Task to carry out: Copy out the lines that include the word "turga".
┏━━
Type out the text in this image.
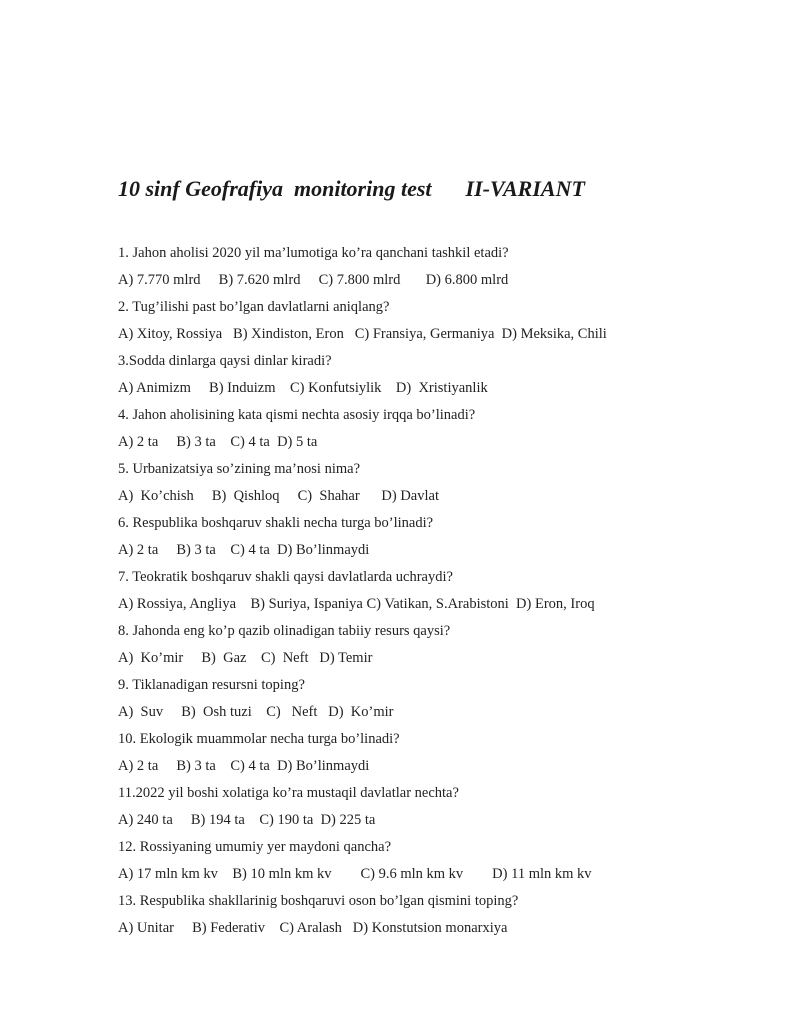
10 sinf Geofrafiya  monitoring test II-VARIANT
1. Jahon aholisi 2020 yil ma’lumotiga ko’ra qanchani tashkil etadi?
A) 7.770 mlrd     B) 7.620 mlrd     C) 7.800 mlrd       D) 6.800 mlrd
2. Tug’ilishi past bo’lgan davlatlarni aniqlang?
A) Xitoy, Rossiya   B) Xindiston, Eron   C) Fransiya, Germaniya  D) Meksika, Chili
3.Sodda dinlarga qaysi dinlar kiradi?
A) Animizm     B) Induizm    C) Konfutsiylik    D)  Xristiyanlik
4. Jahon aholisining kata qismi nechta asosiy irqqa bo’linadi?
A) 2 ta     B) 3 ta    C) 4 ta  D) 5 ta
5. Urbanizatsiya so’zining ma’nosi nima?
A)  Ko’chish     B)  Qishloq     C)  Shahar      D) Davlat
6. Respublika boshqaruv shakli necha turga bo’linadi?
A) 2 ta     B) 3 ta    C) 4 ta  D) Bo’linmaydi
7. Teokratik boshqaruv shakli qaysi davlatlarda uchraydi?
A) Rossiya, Angliya    B) Suriya, Ispaniya C) Vatikan, S.Arabistoni  D) Eron, Iroq
8. Jahonda eng ko’p qazib olinadigan tabiiy resurs qaysi?
A)  Ko’mir     B)  Gaz    C)  Neft   D) Temir
9. Tiklanadigan resursni toping?
A)  Suv     B)  Osh tuzi    C)   Neft   D)  Ko’mir
10. Ekologik muammolar necha turga bo’linadi?
A) 2 ta     B) 3 ta    C) 4 ta  D) Bo’linmaydi
11.2022 yil boshi xolatiga ko’ra mustaqil davlatlar nechta?
A) 240 ta     B) 194 ta    C) 190 ta  D) 225 ta
12. Rossiyaning umumiy yer maydoni qancha?
A) 17 mln km kv    B) 10 mln km kv        C) 9.6 mln km kv        D) 11 mln km kv
13. Respublika shakllarinig boshqaruvi oson bo’lgan qismini toping?
A) Unitar     B) Federativ    C) Aralash   D) Konstutsion monarxiya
┗━━
In response:
6. Respublika boshqaruv shakli necha turga bo’linadi?
10. Ekologik muammolar necha turga bo’linadi?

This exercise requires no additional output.